#### [TASK DETAILS]
Scan the material below for the string "xlabel", and copy every line where it shows up.

#### [RAW RECORDS]
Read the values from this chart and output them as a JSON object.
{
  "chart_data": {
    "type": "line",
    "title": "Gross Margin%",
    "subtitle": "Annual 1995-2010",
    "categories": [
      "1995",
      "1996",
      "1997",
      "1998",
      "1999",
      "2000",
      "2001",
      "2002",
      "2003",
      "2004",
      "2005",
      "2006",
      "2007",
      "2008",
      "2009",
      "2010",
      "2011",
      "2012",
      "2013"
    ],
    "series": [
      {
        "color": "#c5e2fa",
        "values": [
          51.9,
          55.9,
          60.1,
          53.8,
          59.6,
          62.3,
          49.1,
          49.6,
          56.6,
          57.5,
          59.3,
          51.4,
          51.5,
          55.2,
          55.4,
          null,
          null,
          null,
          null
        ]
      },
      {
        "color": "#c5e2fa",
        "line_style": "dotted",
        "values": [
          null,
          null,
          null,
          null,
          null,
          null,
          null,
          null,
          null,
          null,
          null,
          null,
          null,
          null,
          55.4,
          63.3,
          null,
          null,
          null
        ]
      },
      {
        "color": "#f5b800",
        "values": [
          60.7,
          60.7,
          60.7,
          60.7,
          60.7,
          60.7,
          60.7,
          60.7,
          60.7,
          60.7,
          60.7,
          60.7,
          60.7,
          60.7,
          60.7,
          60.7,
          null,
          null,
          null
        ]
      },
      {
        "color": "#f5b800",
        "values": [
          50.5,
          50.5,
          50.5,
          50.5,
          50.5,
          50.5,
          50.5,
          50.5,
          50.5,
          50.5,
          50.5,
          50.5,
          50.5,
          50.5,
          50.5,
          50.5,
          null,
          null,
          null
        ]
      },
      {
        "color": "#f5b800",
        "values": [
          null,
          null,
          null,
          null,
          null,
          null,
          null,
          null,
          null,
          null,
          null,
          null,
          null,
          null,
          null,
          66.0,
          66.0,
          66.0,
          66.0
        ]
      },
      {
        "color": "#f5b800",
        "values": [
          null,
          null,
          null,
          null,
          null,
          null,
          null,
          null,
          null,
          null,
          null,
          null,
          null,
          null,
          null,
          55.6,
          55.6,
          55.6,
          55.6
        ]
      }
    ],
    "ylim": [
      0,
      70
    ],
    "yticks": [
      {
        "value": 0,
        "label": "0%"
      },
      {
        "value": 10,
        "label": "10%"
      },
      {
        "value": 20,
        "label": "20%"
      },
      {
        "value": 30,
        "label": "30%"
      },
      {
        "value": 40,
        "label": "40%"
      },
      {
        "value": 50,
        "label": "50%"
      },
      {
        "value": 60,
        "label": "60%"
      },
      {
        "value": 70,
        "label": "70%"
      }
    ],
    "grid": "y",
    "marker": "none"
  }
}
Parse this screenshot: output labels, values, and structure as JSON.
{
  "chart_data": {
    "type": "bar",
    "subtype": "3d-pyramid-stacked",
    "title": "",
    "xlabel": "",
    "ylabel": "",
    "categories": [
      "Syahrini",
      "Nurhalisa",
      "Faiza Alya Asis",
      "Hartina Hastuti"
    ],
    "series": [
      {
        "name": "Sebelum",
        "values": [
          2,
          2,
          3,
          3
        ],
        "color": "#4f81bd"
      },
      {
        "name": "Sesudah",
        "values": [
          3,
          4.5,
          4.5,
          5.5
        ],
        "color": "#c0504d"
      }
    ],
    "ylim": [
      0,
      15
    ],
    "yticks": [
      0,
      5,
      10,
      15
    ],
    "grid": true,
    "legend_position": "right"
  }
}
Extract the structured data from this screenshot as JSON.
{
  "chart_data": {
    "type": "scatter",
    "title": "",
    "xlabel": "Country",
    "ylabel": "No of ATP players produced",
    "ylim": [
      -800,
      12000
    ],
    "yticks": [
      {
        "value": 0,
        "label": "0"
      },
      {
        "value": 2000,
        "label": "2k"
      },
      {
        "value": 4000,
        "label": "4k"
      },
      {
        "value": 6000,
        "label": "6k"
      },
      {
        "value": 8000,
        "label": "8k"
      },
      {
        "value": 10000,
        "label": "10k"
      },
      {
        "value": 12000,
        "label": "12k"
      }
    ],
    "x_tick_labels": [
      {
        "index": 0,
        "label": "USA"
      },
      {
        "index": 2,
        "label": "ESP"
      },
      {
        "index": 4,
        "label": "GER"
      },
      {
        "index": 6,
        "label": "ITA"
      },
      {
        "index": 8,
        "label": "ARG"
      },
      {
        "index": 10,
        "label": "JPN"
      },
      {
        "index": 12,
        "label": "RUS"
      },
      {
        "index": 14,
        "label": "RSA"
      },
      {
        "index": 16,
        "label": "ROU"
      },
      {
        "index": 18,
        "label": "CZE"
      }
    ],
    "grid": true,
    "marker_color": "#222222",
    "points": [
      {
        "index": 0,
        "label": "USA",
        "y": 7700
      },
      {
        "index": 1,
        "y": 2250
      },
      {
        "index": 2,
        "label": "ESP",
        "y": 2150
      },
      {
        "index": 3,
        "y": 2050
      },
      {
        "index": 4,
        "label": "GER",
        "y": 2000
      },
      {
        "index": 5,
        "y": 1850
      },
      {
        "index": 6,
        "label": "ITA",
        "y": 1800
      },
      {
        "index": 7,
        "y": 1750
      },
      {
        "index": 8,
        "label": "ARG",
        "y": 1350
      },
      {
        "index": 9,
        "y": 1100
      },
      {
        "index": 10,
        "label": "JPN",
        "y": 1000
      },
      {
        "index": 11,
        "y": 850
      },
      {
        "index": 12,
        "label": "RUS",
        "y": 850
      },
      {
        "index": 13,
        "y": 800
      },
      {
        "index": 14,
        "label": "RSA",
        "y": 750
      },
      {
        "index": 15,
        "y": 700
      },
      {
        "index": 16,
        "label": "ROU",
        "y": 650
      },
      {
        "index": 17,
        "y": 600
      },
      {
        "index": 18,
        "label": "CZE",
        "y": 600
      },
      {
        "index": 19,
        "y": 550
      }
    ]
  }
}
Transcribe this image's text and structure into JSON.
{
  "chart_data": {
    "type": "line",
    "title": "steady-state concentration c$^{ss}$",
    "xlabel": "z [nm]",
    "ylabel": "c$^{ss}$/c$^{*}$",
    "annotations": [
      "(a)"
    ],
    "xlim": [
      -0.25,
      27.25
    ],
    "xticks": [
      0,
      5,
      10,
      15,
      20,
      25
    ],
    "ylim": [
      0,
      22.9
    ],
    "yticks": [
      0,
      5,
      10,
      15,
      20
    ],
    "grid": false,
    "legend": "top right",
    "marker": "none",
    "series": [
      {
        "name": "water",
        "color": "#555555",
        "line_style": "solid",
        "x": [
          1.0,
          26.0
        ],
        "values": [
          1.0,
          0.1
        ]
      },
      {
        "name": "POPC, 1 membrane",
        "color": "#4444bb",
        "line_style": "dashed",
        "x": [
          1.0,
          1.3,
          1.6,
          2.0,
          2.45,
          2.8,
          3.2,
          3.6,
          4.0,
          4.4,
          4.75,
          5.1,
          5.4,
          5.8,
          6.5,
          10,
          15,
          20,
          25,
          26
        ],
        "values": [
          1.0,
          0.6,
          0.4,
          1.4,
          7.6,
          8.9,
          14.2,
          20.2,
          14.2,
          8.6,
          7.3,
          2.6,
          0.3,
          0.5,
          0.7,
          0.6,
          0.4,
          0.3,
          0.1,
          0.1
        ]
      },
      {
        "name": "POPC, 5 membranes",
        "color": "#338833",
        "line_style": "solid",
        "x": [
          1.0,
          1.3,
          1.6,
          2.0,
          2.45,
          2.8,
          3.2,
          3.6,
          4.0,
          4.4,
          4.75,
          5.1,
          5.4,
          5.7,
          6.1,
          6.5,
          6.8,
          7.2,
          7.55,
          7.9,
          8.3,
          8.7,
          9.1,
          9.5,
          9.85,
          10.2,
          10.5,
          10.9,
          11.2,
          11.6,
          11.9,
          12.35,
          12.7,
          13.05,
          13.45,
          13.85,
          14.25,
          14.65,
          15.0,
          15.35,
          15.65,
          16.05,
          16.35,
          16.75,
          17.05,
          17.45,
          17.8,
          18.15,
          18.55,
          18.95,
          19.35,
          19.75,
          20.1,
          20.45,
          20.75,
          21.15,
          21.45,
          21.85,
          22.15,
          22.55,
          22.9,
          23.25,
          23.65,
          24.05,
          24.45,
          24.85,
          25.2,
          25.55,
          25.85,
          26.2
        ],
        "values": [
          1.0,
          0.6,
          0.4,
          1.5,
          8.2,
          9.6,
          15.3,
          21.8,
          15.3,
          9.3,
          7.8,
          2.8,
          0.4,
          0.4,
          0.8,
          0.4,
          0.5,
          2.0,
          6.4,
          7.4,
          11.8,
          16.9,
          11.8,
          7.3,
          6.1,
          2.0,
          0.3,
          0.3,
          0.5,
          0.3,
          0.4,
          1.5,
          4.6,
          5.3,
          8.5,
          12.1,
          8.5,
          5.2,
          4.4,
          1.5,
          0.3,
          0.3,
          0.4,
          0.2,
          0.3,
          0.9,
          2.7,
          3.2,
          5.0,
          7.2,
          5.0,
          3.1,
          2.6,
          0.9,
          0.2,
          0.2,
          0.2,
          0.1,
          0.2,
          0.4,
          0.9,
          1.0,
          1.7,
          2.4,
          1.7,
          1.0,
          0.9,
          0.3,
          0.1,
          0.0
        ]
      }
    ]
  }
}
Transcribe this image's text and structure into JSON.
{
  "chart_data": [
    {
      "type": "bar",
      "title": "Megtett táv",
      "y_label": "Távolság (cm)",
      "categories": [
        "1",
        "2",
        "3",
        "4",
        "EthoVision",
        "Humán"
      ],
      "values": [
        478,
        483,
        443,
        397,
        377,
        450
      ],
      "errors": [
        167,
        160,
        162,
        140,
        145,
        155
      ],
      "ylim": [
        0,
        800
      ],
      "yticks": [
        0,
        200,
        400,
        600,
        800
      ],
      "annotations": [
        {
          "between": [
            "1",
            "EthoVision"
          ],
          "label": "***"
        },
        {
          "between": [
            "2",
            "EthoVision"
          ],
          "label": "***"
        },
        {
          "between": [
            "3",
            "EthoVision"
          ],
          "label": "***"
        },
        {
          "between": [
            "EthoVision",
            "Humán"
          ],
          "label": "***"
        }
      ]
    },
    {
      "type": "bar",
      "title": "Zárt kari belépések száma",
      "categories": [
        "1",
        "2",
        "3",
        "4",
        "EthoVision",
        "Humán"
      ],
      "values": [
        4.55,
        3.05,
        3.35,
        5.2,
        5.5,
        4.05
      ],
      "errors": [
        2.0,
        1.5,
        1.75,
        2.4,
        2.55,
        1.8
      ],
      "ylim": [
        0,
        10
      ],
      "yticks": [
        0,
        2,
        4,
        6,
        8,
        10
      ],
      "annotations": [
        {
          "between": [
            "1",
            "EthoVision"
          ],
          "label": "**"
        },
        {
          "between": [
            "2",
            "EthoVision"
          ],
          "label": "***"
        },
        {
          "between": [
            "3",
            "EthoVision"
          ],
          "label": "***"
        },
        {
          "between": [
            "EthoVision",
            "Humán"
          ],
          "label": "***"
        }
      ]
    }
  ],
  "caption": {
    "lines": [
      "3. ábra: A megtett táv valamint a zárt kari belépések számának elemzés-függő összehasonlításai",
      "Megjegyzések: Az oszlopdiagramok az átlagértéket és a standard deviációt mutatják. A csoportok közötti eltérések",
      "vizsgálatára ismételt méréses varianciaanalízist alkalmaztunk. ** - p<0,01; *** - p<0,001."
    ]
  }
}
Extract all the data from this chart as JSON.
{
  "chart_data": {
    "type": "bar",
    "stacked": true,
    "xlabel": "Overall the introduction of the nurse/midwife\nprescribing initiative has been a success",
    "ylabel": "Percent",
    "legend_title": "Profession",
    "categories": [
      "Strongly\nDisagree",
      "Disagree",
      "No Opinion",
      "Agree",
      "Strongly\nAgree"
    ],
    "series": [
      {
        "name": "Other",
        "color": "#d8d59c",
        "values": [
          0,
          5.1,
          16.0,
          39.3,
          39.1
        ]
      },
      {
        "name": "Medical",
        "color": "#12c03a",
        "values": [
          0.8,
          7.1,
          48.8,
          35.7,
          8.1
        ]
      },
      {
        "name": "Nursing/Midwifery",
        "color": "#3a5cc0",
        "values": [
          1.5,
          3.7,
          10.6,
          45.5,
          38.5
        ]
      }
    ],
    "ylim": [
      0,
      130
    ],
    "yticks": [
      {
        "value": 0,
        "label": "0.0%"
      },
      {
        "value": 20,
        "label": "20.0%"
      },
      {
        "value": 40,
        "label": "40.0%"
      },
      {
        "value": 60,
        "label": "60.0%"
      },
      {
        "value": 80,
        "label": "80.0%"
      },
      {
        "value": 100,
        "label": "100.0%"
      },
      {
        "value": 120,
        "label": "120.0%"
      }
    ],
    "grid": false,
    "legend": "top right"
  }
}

#### [EXERCISE SOLUTION]
    "xlabel": "",
    "xlabel": "Country",
    "xlabel": "z [nm]",
    "xlabel": "Overall the introduction of the nurse/midwife\nprescribing initiative has been a success",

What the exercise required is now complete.